EXERCISE PROMPT: Would you write out the entries below, every one of them, exactly?

....................

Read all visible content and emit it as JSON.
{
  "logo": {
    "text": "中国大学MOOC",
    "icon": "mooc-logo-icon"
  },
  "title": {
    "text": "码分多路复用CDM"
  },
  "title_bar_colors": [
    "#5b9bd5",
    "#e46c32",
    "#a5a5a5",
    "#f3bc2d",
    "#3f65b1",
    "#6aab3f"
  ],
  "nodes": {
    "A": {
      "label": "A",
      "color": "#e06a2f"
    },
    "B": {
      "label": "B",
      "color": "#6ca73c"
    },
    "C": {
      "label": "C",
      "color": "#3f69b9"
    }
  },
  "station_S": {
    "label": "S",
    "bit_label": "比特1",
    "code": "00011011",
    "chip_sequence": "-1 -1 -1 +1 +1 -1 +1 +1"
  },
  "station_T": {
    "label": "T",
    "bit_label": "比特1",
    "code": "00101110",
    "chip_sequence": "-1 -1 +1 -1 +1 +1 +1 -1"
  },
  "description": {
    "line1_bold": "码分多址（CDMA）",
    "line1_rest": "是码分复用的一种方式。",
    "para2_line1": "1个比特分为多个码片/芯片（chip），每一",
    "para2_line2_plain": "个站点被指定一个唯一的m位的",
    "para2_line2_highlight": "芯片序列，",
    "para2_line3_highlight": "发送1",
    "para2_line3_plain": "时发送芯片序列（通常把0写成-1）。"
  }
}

....................

EXPECTED OUTPUT:
Read all visible content and emit it as JSON.
{
  "logo": {
    "text": "中国大学MOOC",
    "icon": "mooc-logo-icon"
  },
  "title": {
    "text": "码分多路复用CDM"
  },
  "title_bar_colors": [
    "#5b9bd5",
    "#e46c32",
    "#a5a5a5",
    "#f3bc2d",
    "#3f65b1",
    "#6aab3f"
  ],
  "nodes": {
    "A": {
      "label": "A",
      "color": "#e06a2f"
    },
    "B": {
      "label": "B",
      "color": "#6ca73c"
    },
    "C": {
      "label": "C",
      "color": "#3f69b9"
    }
  },
  "station_S": {
    "label": "S",
    "bit_label": "比特1",
    "code": "00011011",
    "chip_sequence": "-1 -1 -1 +1 +1 -1 +1 +1"
  },
  "station_T": {
    "label": "T",
    "bit_label": "比特1",
    "code": "00101110",
    "chip_sequence": "-1 -1 +1 -1 +1 +1 +1 -1"
  },
  "description": {
    "line1_bold": "码分多址（CDMA）",
    "line1_rest": "是码分复用的一种方式。",
    "para2_line1": "1个比特分为多个码片/芯片（chip），每一",
    "para2_line2_plain": "个站点被指定一个唯一的m位的",
    "para2_line2_highlight": "芯片序列，",
    "para2_line3_highlight": "发送1",
    "para2_line3_plain": "时发送芯片序列（通常把0写成-1）。"
  }
}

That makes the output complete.